_What this task involves_.
Copy the lines that follow, keeping every character the same.

────

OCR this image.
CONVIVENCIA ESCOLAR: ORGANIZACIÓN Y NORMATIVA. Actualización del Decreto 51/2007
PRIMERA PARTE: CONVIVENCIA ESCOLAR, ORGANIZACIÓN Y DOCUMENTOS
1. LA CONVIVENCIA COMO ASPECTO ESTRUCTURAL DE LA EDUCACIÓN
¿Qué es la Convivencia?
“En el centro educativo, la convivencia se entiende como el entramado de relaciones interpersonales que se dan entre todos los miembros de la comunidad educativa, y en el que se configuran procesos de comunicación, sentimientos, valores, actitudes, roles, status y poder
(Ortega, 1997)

────

_Solution_.
OCR this image.
CONVIVENCIA ESCOLAR: ORGANIZACIÓN Y NORMATIVA. Actualización del Decreto 51/2007
PRIMERA PARTE: CONVIVENCIA ESCOLAR, ORGANIZACIÓN Y DOCUMENTOS
1. LA CONVIVENCIA COMO ASPECTO ESTRUCTURAL DE LA EDUCACIÓN
¿Qué es la Convivencia?
“En el centro educativo, la convivencia se entiende como el entramado de relaciones interpersonales que se dan entre todos los miembros de la comunidad educativa, y en el que se configuran procesos de comunicación, sentimientos, valores, actitudes, roles, status y poder
(Ortega, 1997)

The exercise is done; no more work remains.